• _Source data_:
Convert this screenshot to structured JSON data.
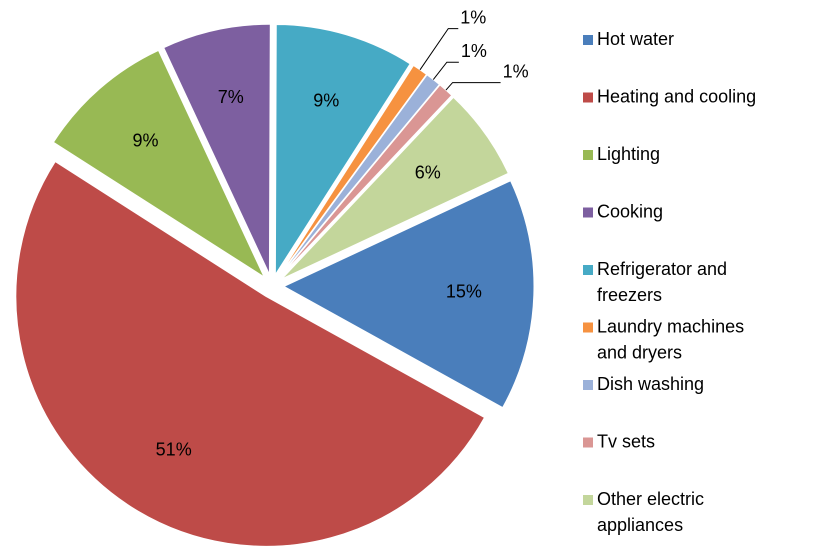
{
  "chart_data": {
    "type": "pie",
    "categories": [
      "Hot water",
      "Heating and cooling",
      "Lighting",
      "Cooking",
      "Refrigerator and freezers",
      "Laundry machines and dryers",
      "Dish washing",
      "Tv sets",
      "Other electric appliances"
    ],
    "values": [
      15,
      51,
      9,
      7,
      9,
      1,
      1,
      1,
      6
    ],
    "value_labels": [
      "15%",
      "51%",
      "9%",
      "7%",
      "9%",
      "1%",
      "1%",
      "1%",
      "6%"
    ],
    "colors": [
      "#4a7ebb",
      "#be4b48",
      "#98b954",
      "#7d5fa0",
      "#46aac5",
      "#f69240",
      "#9bb1d9",
      "#da9694",
      "#c3d69b"
    ],
    "legend": "right"
  }
}
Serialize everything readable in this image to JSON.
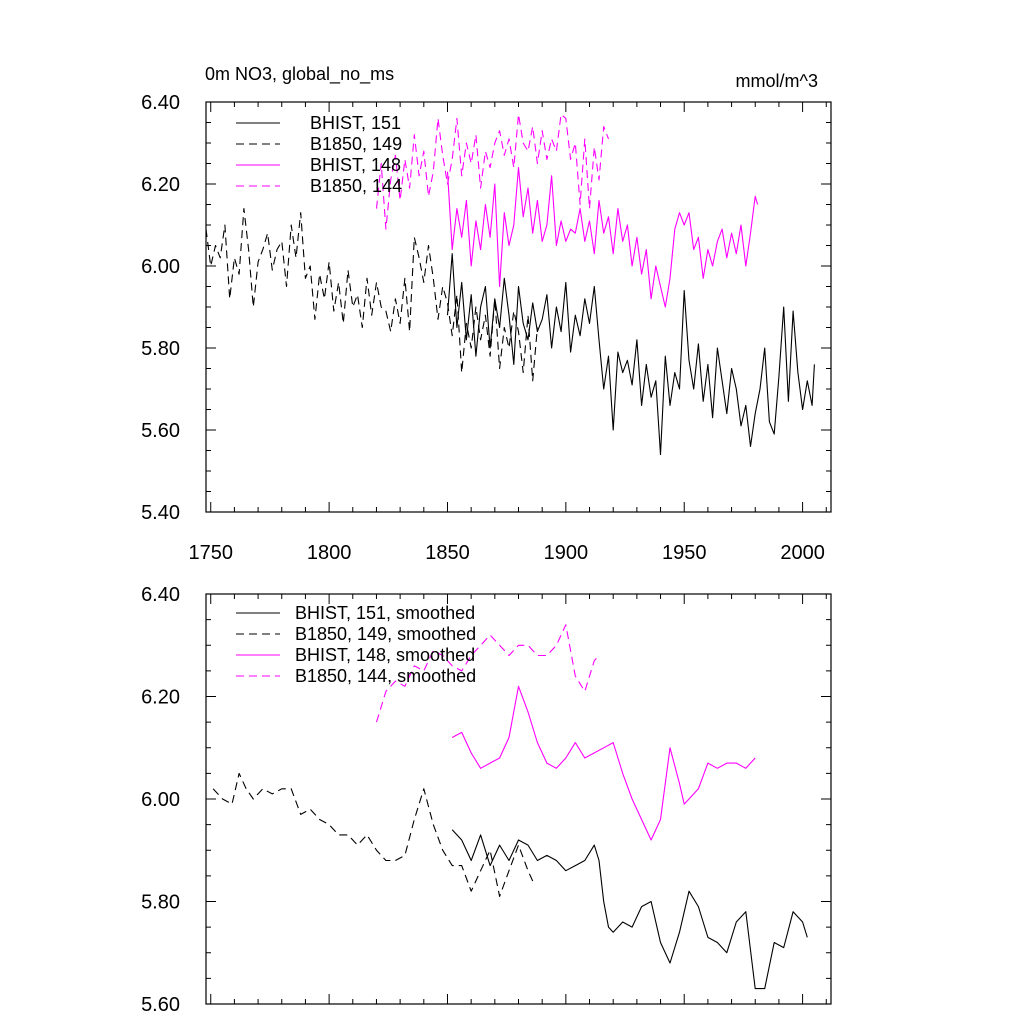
{
  "chart_data": [
    {
      "type": "line",
      "title": "0m NO3, global_no_ms",
      "units": "mmol/m^3",
      "xlim": [
        1748,
        2012
      ],
      "ylim": [
        5.4,
        6.4
      ],
      "x_ticks": [
        1750,
        1800,
        1850,
        1900,
        1950,
        2000
      ],
      "x_tick_labels": [
        "1750",
        "1800",
        "1850",
        "1900",
        "1950",
        "2000"
      ],
      "y_ticks": [
        5.4,
        5.6,
        5.8,
        6.0,
        6.2,
        6.4
      ],
      "y_tick_labels": [
        "5.40",
        "5.60",
        "5.80",
        "6.00",
        "6.20",
        "6.40"
      ],
      "legend_position": "top-left",
      "series": [
        {
          "name": "BHIST, 151",
          "color": "#000000",
          "dash": "solid",
          "x": [
            1850,
            1852,
            1854,
            1856,
            1858,
            1860,
            1862,
            1864,
            1866,
            1868,
            1870,
            1872,
            1874,
            1876,
            1878,
            1880,
            1882,
            1884,
            1886,
            1888,
            1890,
            1892,
            1894,
            1896,
            1898,
            1900,
            1902,
            1904,
            1906,
            1908,
            1910,
            1912,
            1914,
            1916,
            1918,
            1920,
            1922,
            1924,
            1926,
            1928,
            1930,
            1932,
            1934,
            1936,
            1938,
            1940,
            1942,
            1944,
            1946,
            1948,
            1950,
            1952,
            1954,
            1956,
            1958,
            1960,
            1962,
            1964,
            1966,
            1968,
            1970,
            1972,
            1974,
            1976,
            1978,
            1980,
            1982,
            1984,
            1986,
            1988,
            1990,
            1992,
            1994,
            1996,
            1998,
            2000,
            2002,
            2004,
            2005
          ],
          "y": [
            5.88,
            6.03,
            5.85,
            5.96,
            5.82,
            5.93,
            5.78,
            5.9,
            5.95,
            5.8,
            5.92,
            5.85,
            5.97,
            5.88,
            5.76,
            5.95,
            5.86,
            5.82,
            5.91,
            5.84,
            5.87,
            5.93,
            5.8,
            5.9,
            5.84,
            5.96,
            5.79,
            5.88,
            5.83,
            5.92,
            5.86,
            5.95,
            5.82,
            5.7,
            5.78,
            5.6,
            5.79,
            5.74,
            5.77,
            5.71,
            5.82,
            5.66,
            5.76,
            5.68,
            5.72,
            5.54,
            5.78,
            5.66,
            5.74,
            5.7,
            5.94,
            5.77,
            5.7,
            5.81,
            5.67,
            5.76,
            5.63,
            5.8,
            5.72,
            5.64,
            5.75,
            5.7,
            5.61,
            5.66,
            5.56,
            5.64,
            5.7,
            5.8,
            5.62,
            5.59,
            5.73,
            5.9,
            5.67,
            5.89,
            5.74,
            5.65,
            5.72,
            5.66,
            5.76
          ]
        },
        {
          "name": "B1850, 149",
          "color": "#000000",
          "dash": "8,5",
          "x": [
            1748,
            1750,
            1752,
            1754,
            1756,
            1758,
            1760,
            1762,
            1764,
            1766,
            1768,
            1770,
            1772,
            1774,
            1776,
            1778,
            1780,
            1782,
            1784,
            1786,
            1788,
            1790,
            1792,
            1794,
            1796,
            1798,
            1800,
            1802,
            1804,
            1806,
            1808,
            1810,
            1812,
            1814,
            1816,
            1818,
            1820,
            1822,
            1824,
            1826,
            1828,
            1830,
            1832,
            1834,
            1836,
            1838,
            1840,
            1842,
            1844,
            1846,
            1848,
            1850,
            1852,
            1854,
            1856,
            1858,
            1860,
            1862,
            1864,
            1866,
            1868,
            1870,
            1872,
            1874,
            1876,
            1878,
            1880,
            1882,
            1884,
            1886,
            1888
          ],
          "y": [
            6.09,
            6.0,
            6.05,
            6.02,
            6.1,
            5.92,
            6.02,
            5.98,
            6.14,
            6.04,
            5.9,
            6.01,
            6.04,
            6.08,
            5.99,
            6.04,
            6.06,
            5.95,
            6.1,
            6.02,
            6.13,
            5.97,
            6.0,
            5.87,
            5.98,
            5.92,
            6.01,
            5.89,
            5.96,
            5.86,
            5.99,
            5.9,
            5.93,
            5.85,
            5.97,
            5.88,
            5.96,
            5.9,
            5.89,
            5.84,
            5.92,
            5.86,
            5.97,
            5.84,
            6.07,
            6.02,
            5.96,
            6.05,
            5.97,
            5.87,
            5.95,
            5.91,
            5.83,
            5.93,
            5.74,
            5.86,
            5.8,
            5.9,
            5.82,
            5.88,
            5.78,
            5.92,
            5.75,
            5.85,
            5.8,
            5.89,
            5.84,
            5.74,
            5.88,
            5.72,
            5.85
          ]
        },
        {
          "name": "BHIST, 148",
          "color": "#ff00ff",
          "dash": "solid",
          "x": [
            1850,
            1852,
            1854,
            1856,
            1858,
            1860,
            1862,
            1864,
            1866,
            1868,
            1870,
            1872,
            1874,
            1876,
            1878,
            1880,
            1882,
            1884,
            1886,
            1888,
            1890,
            1892,
            1894,
            1896,
            1898,
            1900,
            1902,
            1904,
            1906,
            1908,
            1910,
            1912,
            1914,
            1916,
            1918,
            1920,
            1922,
            1924,
            1926,
            1928,
            1930,
            1932,
            1934,
            1936,
            1938,
            1940,
            1942,
            1944,
            1946,
            1948,
            1950,
            1952,
            1954,
            1956,
            1958,
            1960,
            1962,
            1964,
            1966,
            1968,
            1970,
            1972,
            1974,
            1976,
            1978,
            1980,
            1981
          ],
          "y": [
            6.23,
            6.04,
            6.14,
            6.07,
            6.16,
            6.0,
            6.11,
            6.04,
            6.15,
            6.07,
            6.2,
            5.95,
            6.13,
            6.05,
            6.1,
            6.24,
            6.12,
            6.19,
            6.08,
            6.16,
            6.06,
            6.1,
            6.22,
            6.05,
            6.11,
            6.06,
            6.09,
            6.08,
            6.14,
            6.06,
            6.11,
            6.03,
            6.16,
            6.08,
            6.12,
            6.03,
            6.14,
            6.06,
            6.1,
            6.0,
            6.07,
            5.98,
            6.04,
            5.92,
            6.0,
            5.95,
            5.9,
            5.97,
            6.09,
            6.13,
            6.1,
            6.13,
            6.04,
            6.07,
            5.97,
            6.04,
            6.0,
            6.06,
            6.09,
            6.02,
            6.08,
            6.03,
            6.1,
            6.0,
            6.08,
            6.17,
            6.15
          ]
        },
        {
          "name": "B1850, 144",
          "color": "#ff00ff",
          "dash": "8,5",
          "x": [
            1820,
            1822,
            1824,
            1826,
            1828,
            1830,
            1832,
            1834,
            1836,
            1838,
            1840,
            1842,
            1844,
            1846,
            1848,
            1850,
            1852,
            1854,
            1856,
            1858,
            1860,
            1862,
            1864,
            1866,
            1868,
            1870,
            1872,
            1874,
            1876,
            1878,
            1880,
            1882,
            1884,
            1886,
            1888,
            1890,
            1892,
            1894,
            1896,
            1898,
            1900,
            1902,
            1904,
            1906,
            1908,
            1910,
            1912,
            1914,
            1916,
            1918
          ],
          "y": [
            6.14,
            6.25,
            6.09,
            6.21,
            6.27,
            6.16,
            6.26,
            6.19,
            6.32,
            6.22,
            6.28,
            6.17,
            6.23,
            6.36,
            6.27,
            6.2,
            6.26,
            6.36,
            6.22,
            6.3,
            6.25,
            6.32,
            6.19,
            6.28,
            6.24,
            6.3,
            6.33,
            6.27,
            6.31,
            6.24,
            6.37,
            6.3,
            6.28,
            6.34,
            6.25,
            6.33,
            6.26,
            6.31,
            6.28,
            6.37,
            6.36,
            6.26,
            6.3,
            6.15,
            6.31,
            6.14,
            6.29,
            6.21,
            6.34,
            6.31
          ]
        }
      ]
    },
    {
      "type": "line",
      "xlim": [
        1748,
        2012
      ],
      "ylim": [
        5.6,
        6.4
      ],
      "x_ticks": [
        1750,
        1800,
        1850,
        1900,
        1950,
        2000
      ],
      "y_ticks": [
        5.6,
        5.8,
        6.0,
        6.2,
        6.4
      ],
      "y_tick_labels": [
        "5.60",
        "5.80",
        "6.00",
        "6.20",
        "6.40"
      ],
      "legend_position": "top-left",
      "series": [
        {
          "name": "BHIST, 151, smoothed",
          "color": "#000000",
          "dash": "solid",
          "x": [
            1852,
            1856,
            1860,
            1864,
            1868,
            1872,
            1876,
            1880,
            1884,
            1888,
            1892,
            1896,
            1900,
            1904,
            1908,
            1912,
            1914,
            1916,
            1918,
            1920,
            1924,
            1928,
            1932,
            1936,
            1940,
            1944,
            1948,
            1952,
            1956,
            1960,
            1964,
            1968,
            1972,
            1976,
            1980,
            1984,
            1988,
            1992,
            1996,
            2000,
            2002
          ],
          "y": [
            5.94,
            5.92,
            5.88,
            5.93,
            5.87,
            5.91,
            5.88,
            5.92,
            5.91,
            5.88,
            5.89,
            5.88,
            5.86,
            5.87,
            5.88,
            5.91,
            5.88,
            5.8,
            5.75,
            5.74,
            5.76,
            5.75,
            5.79,
            5.8,
            5.72,
            5.68,
            5.74,
            5.82,
            5.79,
            5.73,
            5.72,
            5.7,
            5.76,
            5.78,
            5.63,
            5.63,
            5.72,
            5.71,
            5.78,
            5.76,
            5.73
          ]
        },
        {
          "name": "B1850, 149, smoothed",
          "color": "#000000",
          "dash": "8,5",
          "x": [
            1751,
            1755,
            1759,
            1762,
            1765,
            1768,
            1772,
            1776,
            1780,
            1784,
            1788,
            1792,
            1796,
            1800,
            1804,
            1808,
            1812,
            1816,
            1820,
            1824,
            1828,
            1832,
            1836,
            1840,
            1844,
            1848,
            1852,
            1856,
            1860,
            1864,
            1868,
            1872,
            1876,
            1880,
            1884,
            1886
          ],
          "y": [
            6.02,
            6.0,
            5.99,
            6.05,
            6.02,
            6.0,
            6.02,
            6.01,
            6.02,
            6.02,
            5.97,
            5.98,
            5.96,
            5.95,
            5.93,
            5.93,
            5.91,
            5.93,
            5.9,
            5.88,
            5.88,
            5.89,
            5.96,
            6.02,
            5.95,
            5.9,
            5.87,
            5.87,
            5.82,
            5.86,
            5.9,
            5.81,
            5.86,
            5.91,
            5.86,
            5.84
          ]
        },
        {
          "name": "BHIST, 148, smoothed",
          "color": "#ff00ff",
          "dash": "solid",
          "x": [
            1852,
            1856,
            1860,
            1864,
            1868,
            1872,
            1876,
            1880,
            1884,
            1888,
            1892,
            1896,
            1900,
            1904,
            1908,
            1912,
            1916,
            1920,
            1924,
            1928,
            1932,
            1936,
            1940,
            1944,
            1948,
            1950,
            1952,
            1956,
            1960,
            1964,
            1968,
            1972,
            1976,
            1980
          ],
          "y": [
            6.12,
            6.13,
            6.09,
            6.06,
            6.07,
            6.08,
            6.12,
            6.22,
            6.17,
            6.11,
            6.07,
            6.06,
            6.08,
            6.11,
            6.08,
            6.09,
            6.1,
            6.11,
            6.05,
            6.0,
            5.96,
            5.92,
            5.96,
            6.1,
            6.03,
            5.99,
            6.0,
            6.02,
            6.07,
            6.06,
            6.07,
            6.07,
            6.06,
            6.08
          ]
        },
        {
          "name": "B1850, 144, smoothed",
          "color": "#ff00ff",
          "dash": "8,5",
          "x": [
            1820,
            1824,
            1828,
            1832,
            1836,
            1840,
            1844,
            1848,
            1852,
            1856,
            1860,
            1864,
            1868,
            1872,
            1876,
            1880,
            1884,
            1888,
            1892,
            1896,
            1900,
            1904,
            1908,
            1912,
            1914
          ],
          "y": [
            6.15,
            6.21,
            6.23,
            6.22,
            6.26,
            6.25,
            6.29,
            6.28,
            6.26,
            6.25,
            6.28,
            6.3,
            6.32,
            6.3,
            6.28,
            6.3,
            6.3,
            6.28,
            6.28,
            6.3,
            6.34,
            6.24,
            6.21,
            6.27,
            6.28
          ]
        }
      ]
    }
  ]
}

• _Written problem_:
Copy each line of the data that contains the word "smoothed".

• _The output_:
          "name": "BHIST, 151, smoothed",
          "name": "B1850, 149, smoothed",
          "name": "BHIST, 148, smoothed",
          "name": "B1850, 144, smoothed",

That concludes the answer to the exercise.